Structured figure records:
########

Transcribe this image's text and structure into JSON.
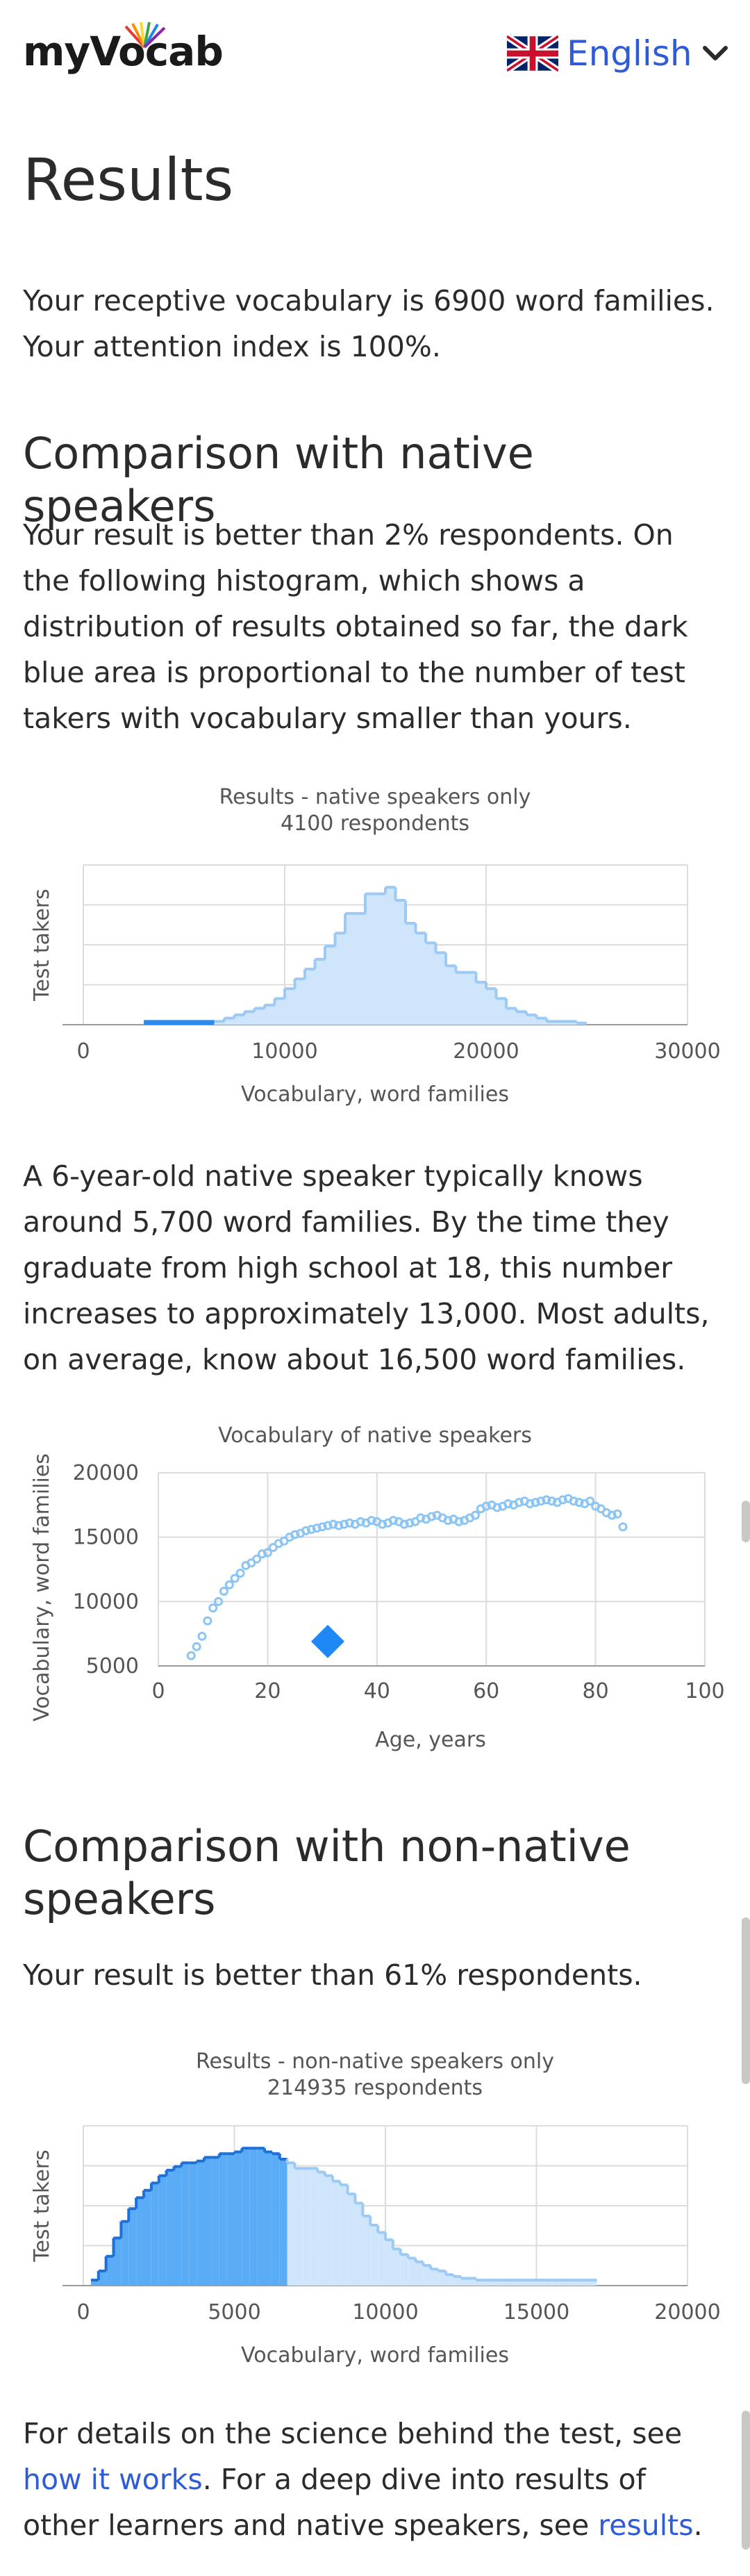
{
  "header": {
    "logo": "myVocab",
    "language": "English",
    "colors": {
      "accent": "#2f5bd6"
    }
  },
  "page_title": "Results",
  "summary": {
    "line1": "Your receptive vocabulary is 6900 word families.",
    "line2": "Your attention index is 100%."
  },
  "native": {
    "heading": "Comparison with native speakers",
    "paragraph": "Your result is better than 2% respondents. On the following histogram, which shows a distribution of results obtained so far, the dark blue area is proportional to the number of test takers with vocabulary smaller than yours.",
    "paragraph2": "A 6-year-old native speaker typically knows around 5,700 word families. By the time they graduate from high school at 18, this number increases to approximately 13,000. Most adults, on average, know about 16,500 word families."
  },
  "nonnative": {
    "heading": "Comparison with non-native speakers",
    "paragraph": "Your result is better than 61% respondents."
  },
  "footer": {
    "text1": "For details on the science behind the test, see ",
    "link1": "how it works",
    "text2": ". For a deep dive into results of other learners and native speakers, see ",
    "link2": "results",
    "text3": "."
  },
  "chart_data": [
    {
      "type": "area",
      "title": "Results - native speakers only",
      "subtitle": "4100 respondents",
      "xlabel": "Vocabulary, word families",
      "ylabel": "Test takers",
      "xlim": [
        0,
        30000
      ],
      "xticks": [
        "0",
        "10000",
        "20000",
        "30000"
      ],
      "grid": true,
      "user_value": 6900,
      "bin_width": 500,
      "bins_start": 3000,
      "values": [
        1,
        1,
        1,
        1,
        1,
        1,
        1,
        1,
        2,
        3,
        4,
        5,
        6,
        8,
        11,
        14,
        17,
        20,
        24,
        28,
        34,
        34,
        40,
        40,
        42,
        38,
        31,
        28,
        25,
        22,
        18,
        16,
        16,
        13,
        11,
        8,
        5,
        4,
        3,
        2,
        1,
        1,
        1,
        0.5
      ],
      "colors": {
        "fill": "#cfe5fb",
        "stroke": "#9ccaf4",
        "highlight": "#2a8af0"
      }
    },
    {
      "type": "scatter",
      "title": "Vocabulary of native speakers",
      "xlabel": "Age, years",
      "ylabel": "Vocabulary, word families",
      "xlim": [
        0,
        100
      ],
      "ylim": [
        5000,
        20000
      ],
      "xticks": [
        "0",
        "20",
        "40",
        "60",
        "80",
        "100"
      ],
      "yticks": [
        "5000",
        "10000",
        "15000",
        "20000"
      ],
      "grid": true,
      "x": [
        6,
        7,
        8,
        9,
        10,
        11,
        12,
        13,
        14,
        15,
        16,
        17,
        18,
        19,
        20,
        21,
        22,
        23,
        24,
        25,
        26,
        27,
        28,
        29,
        30,
        31,
        32,
        33,
        34,
        35,
        36,
        37,
        38,
        39,
        40,
        41,
        42,
        43,
        44,
        45,
        46,
        47,
        48,
        49,
        50,
        51,
        52,
        53,
        54,
        55,
        56,
        57,
        58,
        59,
        60,
        61,
        62,
        63,
        64,
        65,
        66,
        67,
        68,
        69,
        70,
        71,
        72,
        73,
        74,
        75,
        76,
        77,
        78,
        79,
        80,
        81,
        82,
        83,
        84,
        85
      ],
      "y": [
        5800,
        6500,
        7300,
        8500,
        9500,
        10000,
        10800,
        11300,
        11800,
        12200,
        12800,
        13000,
        13300,
        13700,
        13800,
        14200,
        14500,
        14700,
        15000,
        15200,
        15300,
        15500,
        15600,
        15700,
        15800,
        15900,
        16000,
        15900,
        16000,
        16100,
        16000,
        16200,
        16100,
        16300,
        16200,
        16000,
        16100,
        16300,
        16200,
        16000,
        16100,
        16200,
        16500,
        16400,
        16600,
        16700,
        16500,
        16300,
        16400,
        16200,
        16300,
        16500,
        16700,
        17200,
        17400,
        17500,
        17300,
        17400,
        17600,
        17500,
        17700,
        17800,
        17600,
        17700,
        17800,
        17900,
        17800,
        17700,
        17900,
        18000,
        17800,
        17700,
        17600,
        17800,
        17400,
        17200,
        16900,
        16700,
        16800,
        15800
      ],
      "user_point": {
        "x": 31,
        "y": 6900
      },
      "colors": {
        "points": "#8cc4f3",
        "user": "#1e88f5"
      }
    },
    {
      "type": "area",
      "title": "Results - non-native speakers only",
      "subtitle": "214935 respondents",
      "xlabel": "Vocabulary, word families",
      "ylabel": "Test takers",
      "xlim": [
        0,
        20000
      ],
      "xticks": [
        "0",
        "5000",
        "10000",
        "15000",
        "20000"
      ],
      "grid": true,
      "user_value": 6900,
      "bin_width": 250,
      "bins_start": 250,
      "values": [
        3,
        8,
        16,
        26,
        35,
        42,
        48,
        52,
        56,
        60,
        63,
        65,
        67,
        67,
        68,
        70,
        70,
        72,
        72,
        73,
        75,
        75,
        75,
        73,
        72,
        69,
        67,
        64,
        64,
        64,
        62,
        60,
        57,
        55,
        50,
        45,
        38,
        33,
        29,
        25,
        20,
        17,
        15,
        13,
        11,
        9,
        8,
        6,
        5,
        4,
        4,
        3,
        3,
        3,
        3,
        3,
        3,
        3,
        3,
        3,
        3,
        3,
        3,
        3,
        3,
        3,
        3
      ],
      "colors": {
        "fill": "#cfe5fb",
        "stroke": "#9ccaf4",
        "highlight": "#5aacf7",
        "highlight_stroke": "#1e6fd6"
      }
    }
  ]
}
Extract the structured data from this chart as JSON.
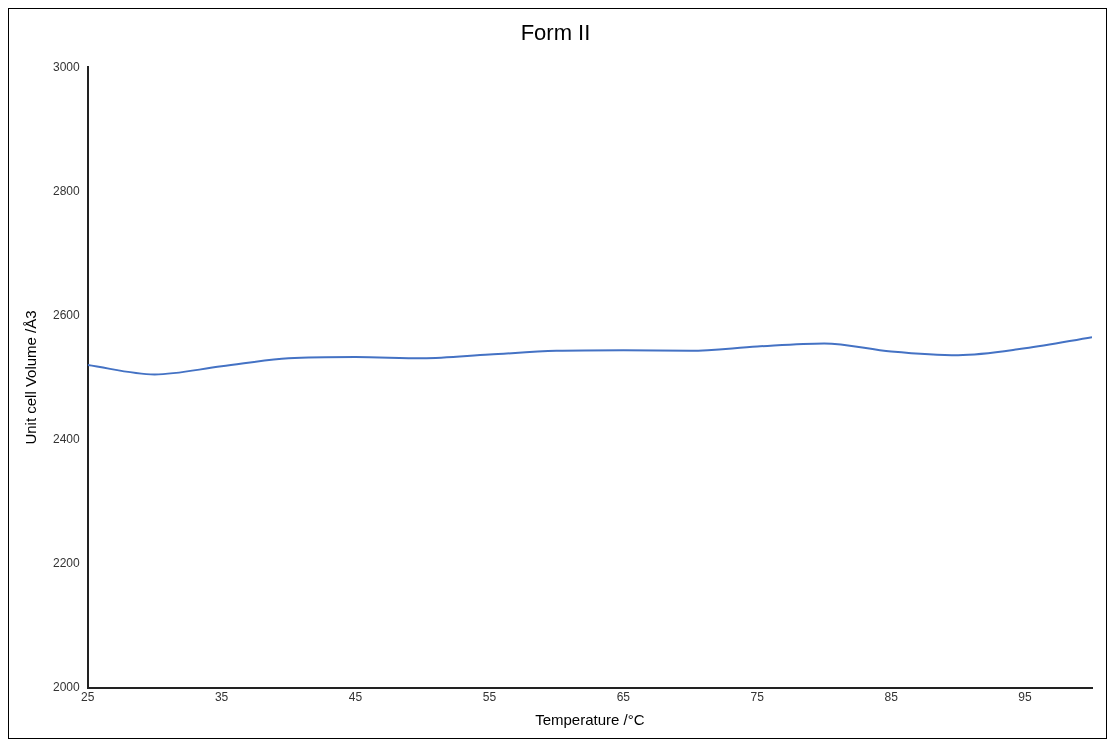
{
  "chart_data": {
    "type": "line",
    "title": "Form II",
    "xlabel": "Temperature /°C",
    "ylabel": "Unit cell Volume /Å3",
    "x": [
      25,
      30,
      35,
      40,
      45,
      50,
      55,
      60,
      65,
      70,
      75,
      80,
      85,
      90,
      95,
      100
    ],
    "series": [
      {
        "color": "#4472c4",
        "values": [
          2520,
          2505,
          2518,
          2531,
          2533,
          2531,
          2537,
          2543,
          2544,
          2543,
          2550,
          2555,
          2542,
          2536,
          2547,
          2565
        ]
      }
    ],
    "xlim": [
      25,
      100
    ],
    "xticks": [
      25,
      35,
      45,
      55,
      65,
      75,
      85,
      95
    ],
    "ylim": [
      2000,
      3000
    ],
    "yticks": [
      2000,
      2200,
      2400,
      2600,
      2800,
      3000
    ],
    "grid": false,
    "legend": false,
    "marker": "none",
    "line_style": "solid"
  }
}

########

§ **OBJECTIVE**:
Find each line in the records holding the string "subtitle" and show it.

§ **WRITTEN SOLUTION**:
      "subtitle": "4100 respondents",
      "subtitle": "214935 respondents",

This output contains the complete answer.